====== INFORMATION GIVEN

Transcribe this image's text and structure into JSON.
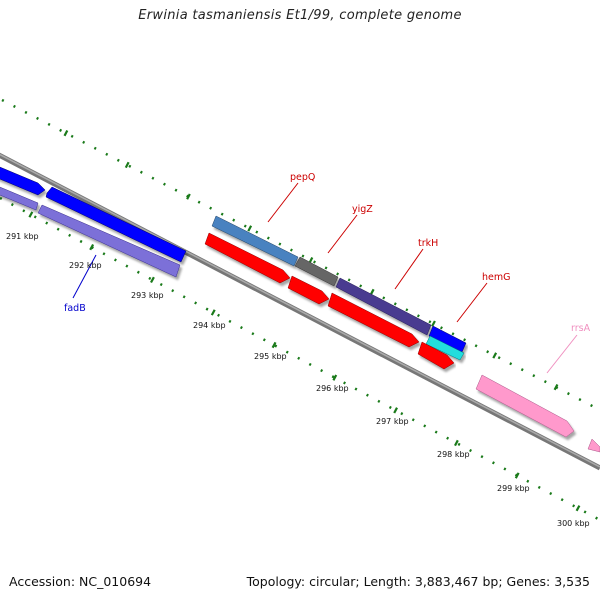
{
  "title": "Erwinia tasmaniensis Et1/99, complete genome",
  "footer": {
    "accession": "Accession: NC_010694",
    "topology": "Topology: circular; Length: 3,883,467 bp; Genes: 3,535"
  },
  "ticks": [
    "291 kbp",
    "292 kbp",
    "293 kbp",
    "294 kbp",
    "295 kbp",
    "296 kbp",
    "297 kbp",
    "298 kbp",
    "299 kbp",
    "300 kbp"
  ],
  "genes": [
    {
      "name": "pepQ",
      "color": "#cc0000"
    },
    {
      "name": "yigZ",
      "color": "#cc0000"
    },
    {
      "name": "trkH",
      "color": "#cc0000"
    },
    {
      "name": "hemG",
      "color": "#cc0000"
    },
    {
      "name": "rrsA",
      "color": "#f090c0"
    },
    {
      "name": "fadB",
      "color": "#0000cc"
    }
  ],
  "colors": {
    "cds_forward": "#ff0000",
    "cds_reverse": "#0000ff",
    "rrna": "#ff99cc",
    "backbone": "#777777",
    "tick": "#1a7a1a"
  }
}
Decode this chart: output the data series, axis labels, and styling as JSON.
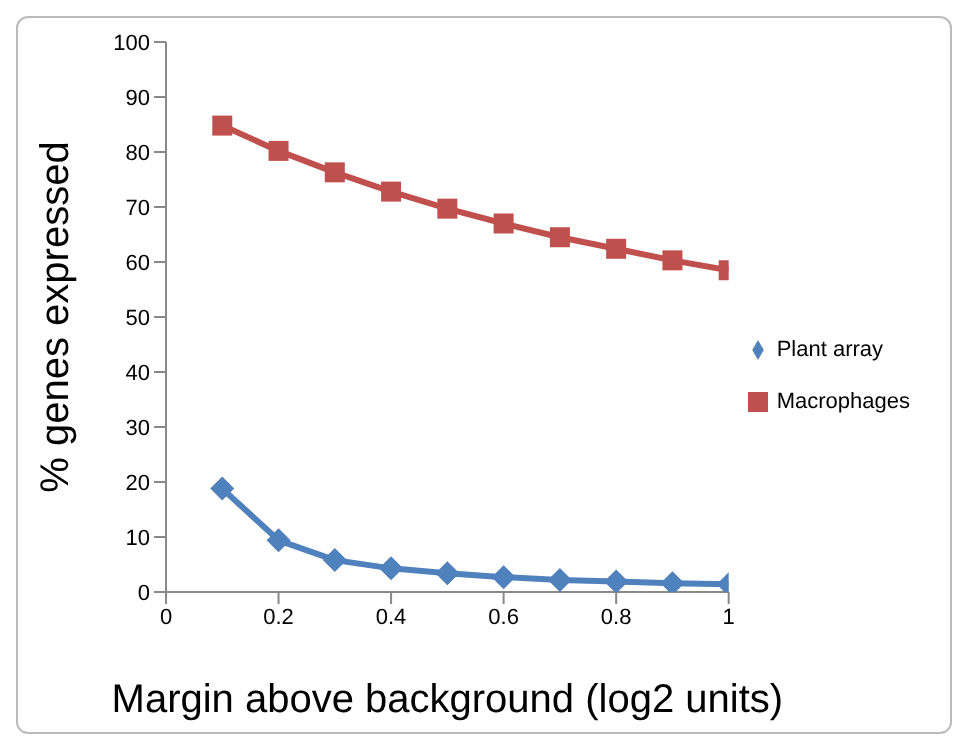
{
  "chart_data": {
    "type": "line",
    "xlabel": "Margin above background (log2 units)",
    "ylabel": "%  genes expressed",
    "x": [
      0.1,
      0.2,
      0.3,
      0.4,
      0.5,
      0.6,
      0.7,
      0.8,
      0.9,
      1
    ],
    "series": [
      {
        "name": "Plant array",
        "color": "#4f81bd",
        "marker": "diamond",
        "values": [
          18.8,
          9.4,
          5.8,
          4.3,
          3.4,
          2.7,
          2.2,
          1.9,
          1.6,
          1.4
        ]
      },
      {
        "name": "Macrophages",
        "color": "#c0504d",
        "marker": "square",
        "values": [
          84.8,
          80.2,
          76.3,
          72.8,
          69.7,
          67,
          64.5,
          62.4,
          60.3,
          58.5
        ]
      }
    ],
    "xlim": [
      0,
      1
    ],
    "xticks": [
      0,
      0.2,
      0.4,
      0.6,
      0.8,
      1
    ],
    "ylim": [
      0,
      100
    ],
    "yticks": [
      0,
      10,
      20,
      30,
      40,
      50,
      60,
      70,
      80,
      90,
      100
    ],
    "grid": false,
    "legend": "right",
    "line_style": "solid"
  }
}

============

**TASK:**
When you output the entries, keep each line exactly as it is and leave out any pictures.

**OUTPUT FOR THIS TASK:**
Transcribe this image's text and structure into JSON.
{
  "title": "Erwinia tasmaniensis Et1/99, complete genome",
  "footer": {
    "accession": "Accession: NC_010694",
    "topology": "Topology: circular; Length: 3,883,467 bp; Genes: 3,535"
  },
  "ticks": [
    "291 kbp",
    "292 kbp",
    "293 kbp",
    "294 kbp",
    "295 kbp",
    "296 kbp",
    "297 kbp",
    "298 kbp",
    "299 kbp",
    "300 kbp"
  ],
  "genes": [
    {
      "name": "pepQ",
      "color": "#cc0000"
    },
    {
      "name": "yigZ",
      "color": "#cc0000"
    },
    {
      "name": "trkH",
      "color": "#cc0000"
    },
    {
      "name": "hemG",
      "color": "#cc0000"
    },
    {
      "name": "rrsA",
      "color": "#f090c0"
    },
    {
      "name": "fadB",
      "color": "#0000cc"
    }
  ],
  "colors": {
    "cds_forward": "#ff0000",
    "cds_reverse": "#0000ff",
    "rrna": "#ff99cc",
    "backbone": "#777777",
    "tick": "#1a7a1a"
  }
}
Decode this chart: output the data series, axis labels, and styling as JSON.
{
  "chart_data": {
    "type": "line",
    "xlabel": "Margin above background (log2 units)",
    "ylabel": "%  genes expressed",
    "x": [
      0.1,
      0.2,
      0.3,
      0.4,
      0.5,
      0.6,
      0.7,
      0.8,
      0.9,
      1
    ],
    "series": [
      {
        "name": "Plant array",
        "color": "#4f81bd",
        "marker": "diamond",
        "values": [
          18.8,
          9.4,
          5.8,
          4.3,
          3.4,
          2.7,
          2.2,
          1.9,
          1.6,
          1.4
        ]
      },
      {
        "name": "Macrophages",
        "color": "#c0504d",
        "marker": "square",
        "values": [
          84.8,
          80.2,
          76.3,
          72.8,
          69.7,
          67,
          64.5,
          62.4,
          60.3,
          58.5
        ]
      }
    ],
    "xlim": [
      0,
      1
    ],
    "xticks": [
      0,
      0.2,
      0.4,
      0.6,
      0.8,
      1
    ],
    "ylim": [
      0,
      100
    ],
    "yticks": [
      0,
      10,
      20,
      30,
      40,
      50,
      60,
      70,
      80,
      90,
      100
    ],
    "grid": false,
    "legend": "right",
    "line_style": "solid"
  }
}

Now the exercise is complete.